WHAT THIS TASK INVOLVES =>
How many lines of the material below contain the string "انتخابات"? Answer with the number and nothing else.

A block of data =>
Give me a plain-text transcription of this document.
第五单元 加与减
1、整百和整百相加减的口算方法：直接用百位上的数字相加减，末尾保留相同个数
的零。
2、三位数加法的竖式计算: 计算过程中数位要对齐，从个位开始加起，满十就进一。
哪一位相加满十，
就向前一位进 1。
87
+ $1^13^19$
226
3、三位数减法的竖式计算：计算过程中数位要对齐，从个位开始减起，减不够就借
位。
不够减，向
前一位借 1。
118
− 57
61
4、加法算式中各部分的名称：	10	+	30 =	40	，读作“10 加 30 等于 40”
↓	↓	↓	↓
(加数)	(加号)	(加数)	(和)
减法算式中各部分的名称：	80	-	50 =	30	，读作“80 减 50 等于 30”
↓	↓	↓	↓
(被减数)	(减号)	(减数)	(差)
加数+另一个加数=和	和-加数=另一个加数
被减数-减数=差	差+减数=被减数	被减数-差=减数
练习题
--
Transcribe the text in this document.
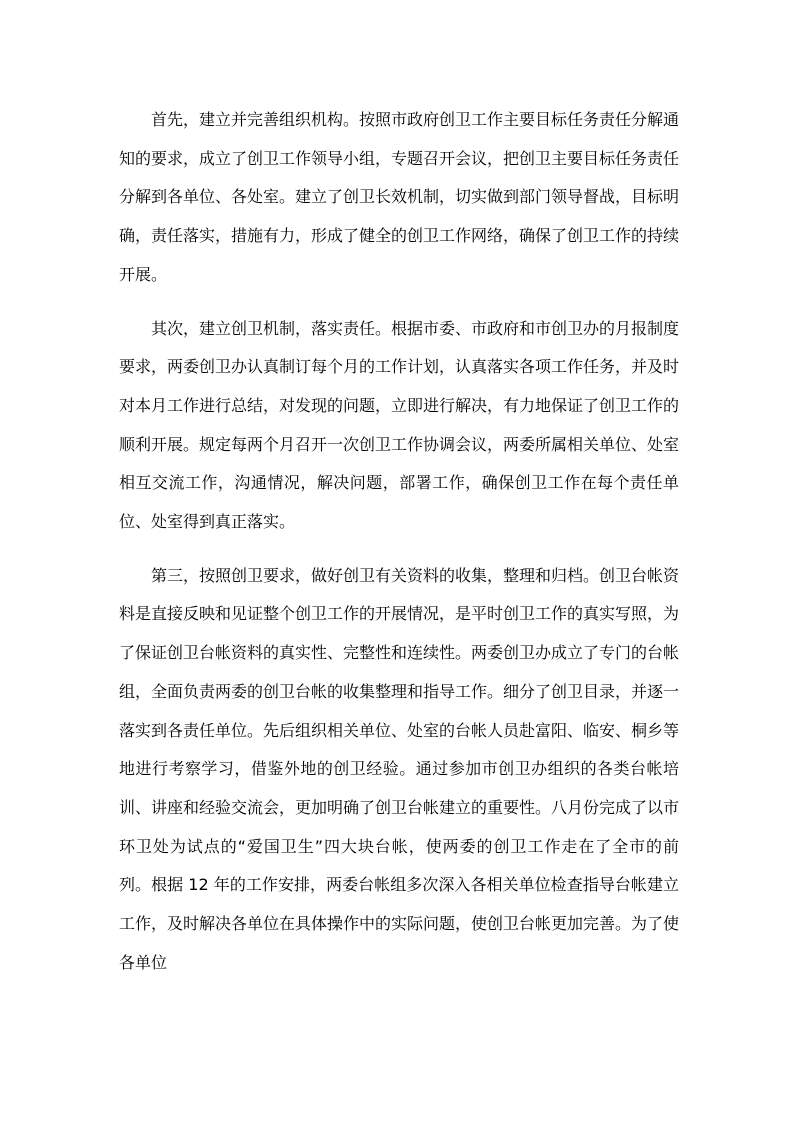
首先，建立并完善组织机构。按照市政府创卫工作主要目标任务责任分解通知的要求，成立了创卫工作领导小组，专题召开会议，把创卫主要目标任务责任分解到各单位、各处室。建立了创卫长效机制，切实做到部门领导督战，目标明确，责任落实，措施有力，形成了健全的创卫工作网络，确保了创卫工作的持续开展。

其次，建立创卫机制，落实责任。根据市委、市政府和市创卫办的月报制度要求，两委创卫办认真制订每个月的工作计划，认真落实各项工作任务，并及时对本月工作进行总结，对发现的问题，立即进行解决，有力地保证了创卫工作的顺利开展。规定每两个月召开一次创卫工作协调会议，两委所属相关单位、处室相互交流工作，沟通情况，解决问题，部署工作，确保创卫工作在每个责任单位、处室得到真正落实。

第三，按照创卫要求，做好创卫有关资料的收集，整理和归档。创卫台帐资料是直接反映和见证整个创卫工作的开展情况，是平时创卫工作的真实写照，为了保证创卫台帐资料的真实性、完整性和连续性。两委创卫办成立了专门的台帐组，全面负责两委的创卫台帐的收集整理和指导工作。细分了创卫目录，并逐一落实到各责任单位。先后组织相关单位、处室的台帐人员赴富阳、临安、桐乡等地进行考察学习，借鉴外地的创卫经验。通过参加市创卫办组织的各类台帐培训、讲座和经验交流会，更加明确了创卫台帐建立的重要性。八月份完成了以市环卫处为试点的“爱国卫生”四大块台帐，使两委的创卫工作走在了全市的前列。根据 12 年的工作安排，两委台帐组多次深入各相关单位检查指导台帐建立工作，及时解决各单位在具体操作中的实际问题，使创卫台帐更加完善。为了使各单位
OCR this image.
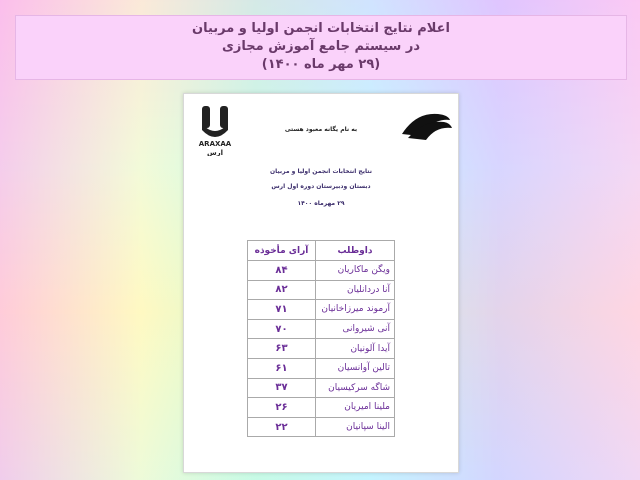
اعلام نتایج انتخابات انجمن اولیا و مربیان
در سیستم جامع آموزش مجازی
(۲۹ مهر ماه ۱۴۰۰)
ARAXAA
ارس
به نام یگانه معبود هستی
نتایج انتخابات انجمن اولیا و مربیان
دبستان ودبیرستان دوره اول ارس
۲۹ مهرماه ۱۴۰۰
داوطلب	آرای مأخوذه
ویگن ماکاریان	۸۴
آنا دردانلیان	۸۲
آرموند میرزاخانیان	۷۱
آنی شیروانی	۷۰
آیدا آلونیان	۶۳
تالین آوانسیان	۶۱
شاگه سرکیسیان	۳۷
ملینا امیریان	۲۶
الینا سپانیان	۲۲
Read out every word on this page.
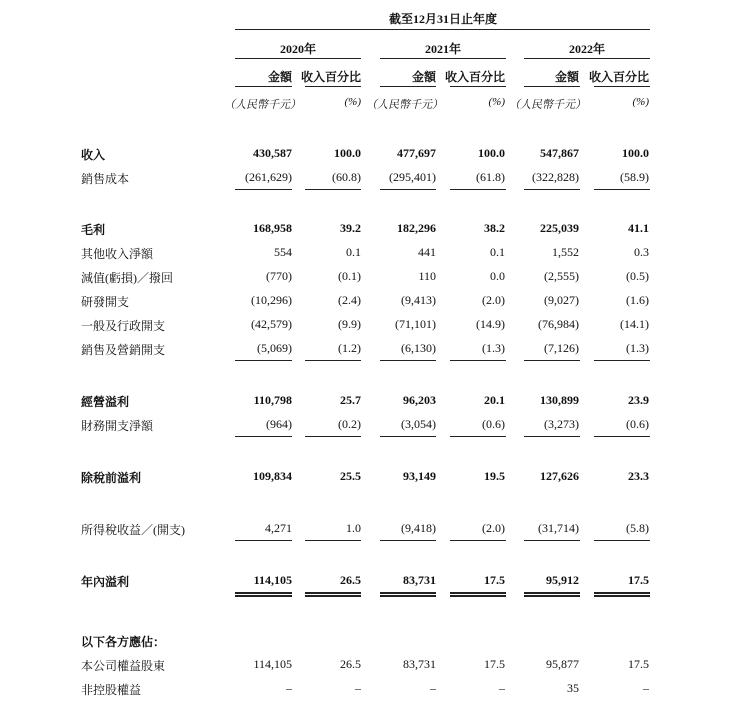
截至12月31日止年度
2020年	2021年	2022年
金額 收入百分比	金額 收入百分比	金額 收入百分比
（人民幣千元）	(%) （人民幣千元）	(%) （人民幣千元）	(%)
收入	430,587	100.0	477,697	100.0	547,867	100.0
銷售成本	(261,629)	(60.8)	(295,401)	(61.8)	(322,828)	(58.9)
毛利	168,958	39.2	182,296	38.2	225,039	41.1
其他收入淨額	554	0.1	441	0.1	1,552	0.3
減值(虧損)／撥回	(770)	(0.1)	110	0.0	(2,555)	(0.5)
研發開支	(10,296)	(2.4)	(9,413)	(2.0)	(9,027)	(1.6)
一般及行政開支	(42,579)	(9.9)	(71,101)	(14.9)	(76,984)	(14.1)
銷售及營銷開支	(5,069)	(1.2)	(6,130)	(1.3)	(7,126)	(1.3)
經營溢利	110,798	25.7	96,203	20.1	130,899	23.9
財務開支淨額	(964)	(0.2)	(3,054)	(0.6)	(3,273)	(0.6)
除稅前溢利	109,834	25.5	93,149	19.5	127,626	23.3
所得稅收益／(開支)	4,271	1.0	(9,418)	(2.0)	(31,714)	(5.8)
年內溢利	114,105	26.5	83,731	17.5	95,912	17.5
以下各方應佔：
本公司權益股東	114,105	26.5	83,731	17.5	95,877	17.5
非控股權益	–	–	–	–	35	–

SOLUTION BELOW =>
2